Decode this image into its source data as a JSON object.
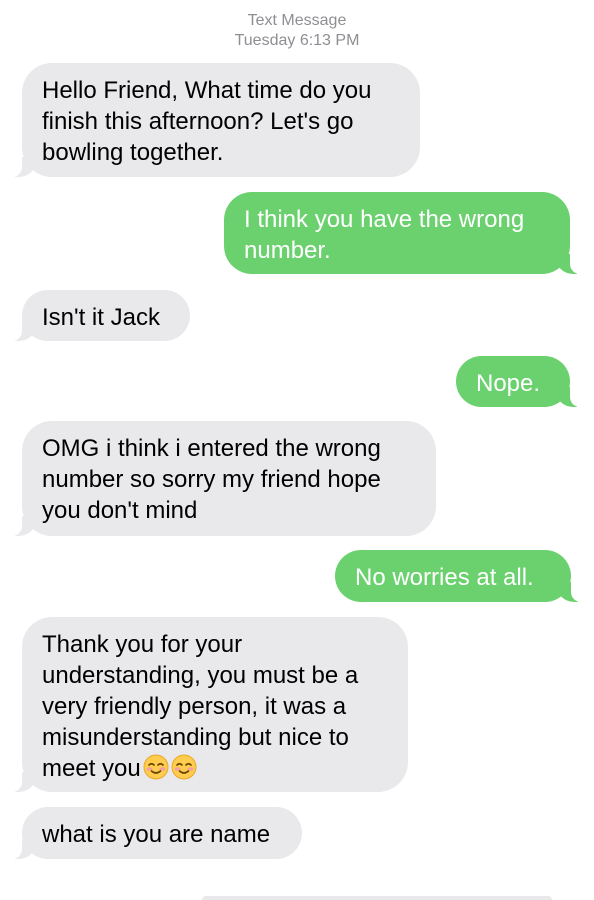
{
  "header": {
    "service": "Text Message",
    "timestamp": "Tuesday 6:13 PM"
  },
  "colors": {
    "incoming_bubble": "#e9e9eb",
    "outgoing_bubble": "#6bd16f",
    "timestamp_text": "#8e8e93"
  },
  "messages": [
    {
      "direction": "incoming",
      "text": "Hello Friend, What time do you finish this afternoon? Let's go bowling together."
    },
    {
      "direction": "outgoing",
      "text": "I think you have the wrong number."
    },
    {
      "direction": "incoming",
      "text": "Isn't it Jack"
    },
    {
      "direction": "outgoing",
      "text": "Nope."
    },
    {
      "direction": "incoming",
      "text": "OMG i think i entered the wrong number so sorry my friend hope you don't mind"
    },
    {
      "direction": "outgoing",
      "text": "No worries at all."
    },
    {
      "direction": "incoming",
      "text": "Thank you for your understanding, you must be a very friendly person, it was a misunderstanding but nice to meet you",
      "emojis": [
        "smiling-face-icon",
        "smiling-face-icon"
      ]
    },
    {
      "direction": "incoming",
      "text": "what is you are name"
    }
  ]
}
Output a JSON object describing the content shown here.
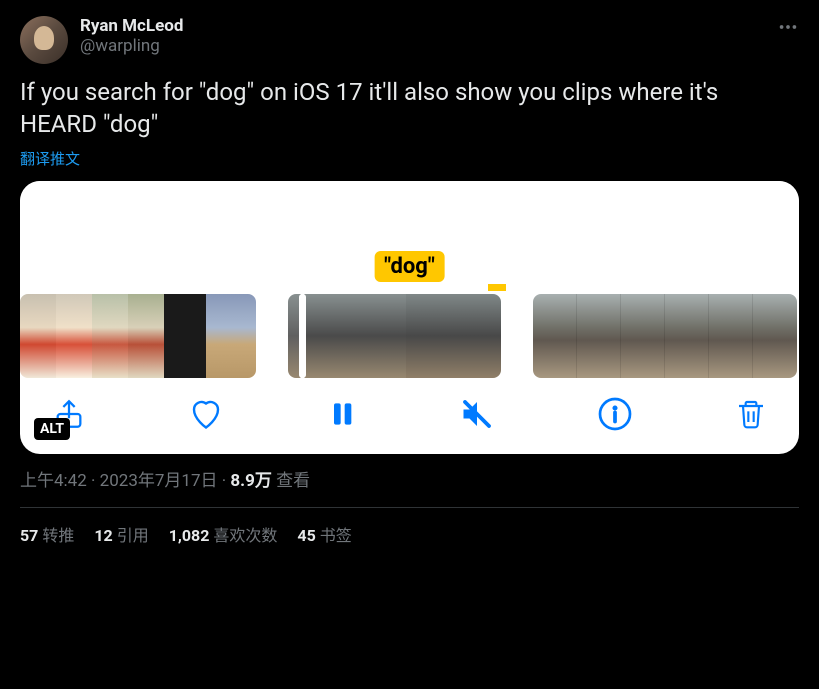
{
  "user": {
    "display_name": "Ryan McLeod",
    "handle": "@warpling"
  },
  "tweet_text": "If you search for \"dog\" on iOS 17 it'll also show you clips where it's HEARD \"dog\"",
  "translate_label": "翻译推文",
  "media": {
    "search_label": "\"dog\"",
    "alt_badge": "ALT"
  },
  "meta": {
    "time": "上午4:42",
    "date": "2023年7月17日",
    "views_count": "8.9万",
    "views_label": "查看"
  },
  "stats": {
    "retweets_count": "57",
    "retweets_label": "转推",
    "quotes_count": "12",
    "quotes_label": "引用",
    "likes_count": "1,082",
    "likes_label": "喜欢次数",
    "bookmarks_count": "45",
    "bookmarks_label": "书签"
  }
}
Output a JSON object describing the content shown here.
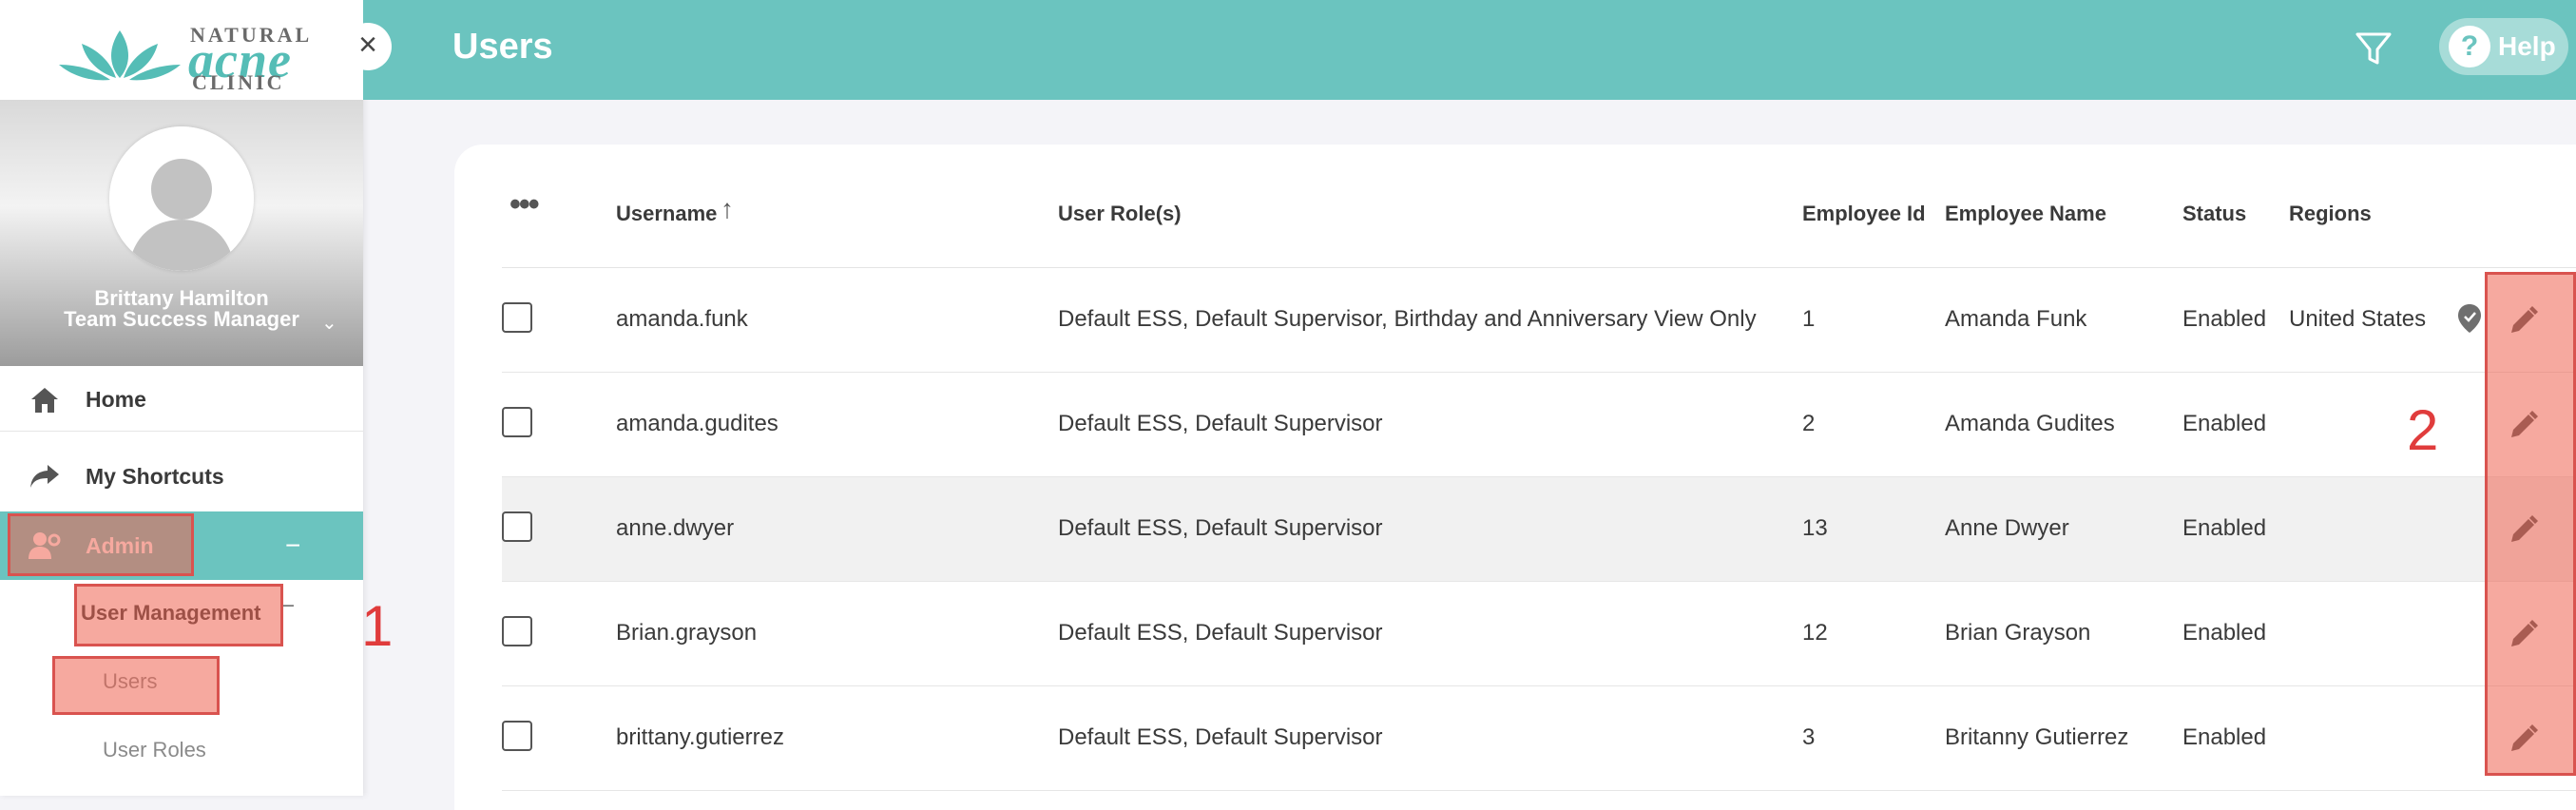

++++++++++++++++++++

What the task asks — Omit every picture, then repeat the remaining data exactly as it appears above.

The solution —
Decode this image into its source data as a JSON object.
{
  "header": {
    "service": "Text Message",
    "timestamp": "Tuesday 6:13 PM"
  },
  "colors": {
    "incoming_bubble": "#e9e9eb",
    "outgoing_bubble": "#6bd16f",
    "timestamp_text": "#8e8e93"
  },
  "messages": [
    {
      "direction": "incoming",
      "text": "Hello Friend, What time do you finish this afternoon? Let's go bowling together."
    },
    {
      "direction": "outgoing",
      "text": "I think you have the wrong number."
    },
    {
      "direction": "incoming",
      "text": "Isn't it Jack"
    },
    {
      "direction": "outgoing",
      "text": "Nope."
    },
    {
      "direction": "incoming",
      "text": "OMG i think i entered the wrong number so sorry my friend hope you don't mind"
    },
    {
      "direction": "outgoing",
      "text": "No worries at all."
    },
    {
      "direction": "incoming",
      "text": "Thank you for your understanding, you must be a very friendly person, it was a misunderstanding but nice to meet you",
      "emojis": [
        "smiling-face-icon",
        "smiling-face-icon"
      ]
    },
    {
      "direction": "incoming",
      "text": "what is you are name"
    }
  ]
}
Output a JSON object describing the content shown here.
{
  "user": {
    "display_name": "Ryan McLeod",
    "handle": "@warpling"
  },
  "tweet_text": "If you search for \"dog\" on iOS 17 it'll also show you clips where it's HEARD \"dog\"",
  "translate_label": "翻译推文",
  "media": {
    "search_label": "\"dog\"",
    "alt_badge": "ALT"
  },
  "meta": {
    "time": "上午4:42",
    "date": "2023年7月17日",
    "views_count": "8.9万",
    "views_label": "查看"
  },
  "stats": {
    "retweets_count": "57",
    "retweets_label": "转推",
    "quotes_count": "12",
    "quotes_label": "引用",
    "likes_count": "1,082",
    "likes_label": "喜欢次数",
    "bookmarks_count": "45",
    "bookmarks_label": "书签"
  }
}
Output a JSON object describing the content shown here.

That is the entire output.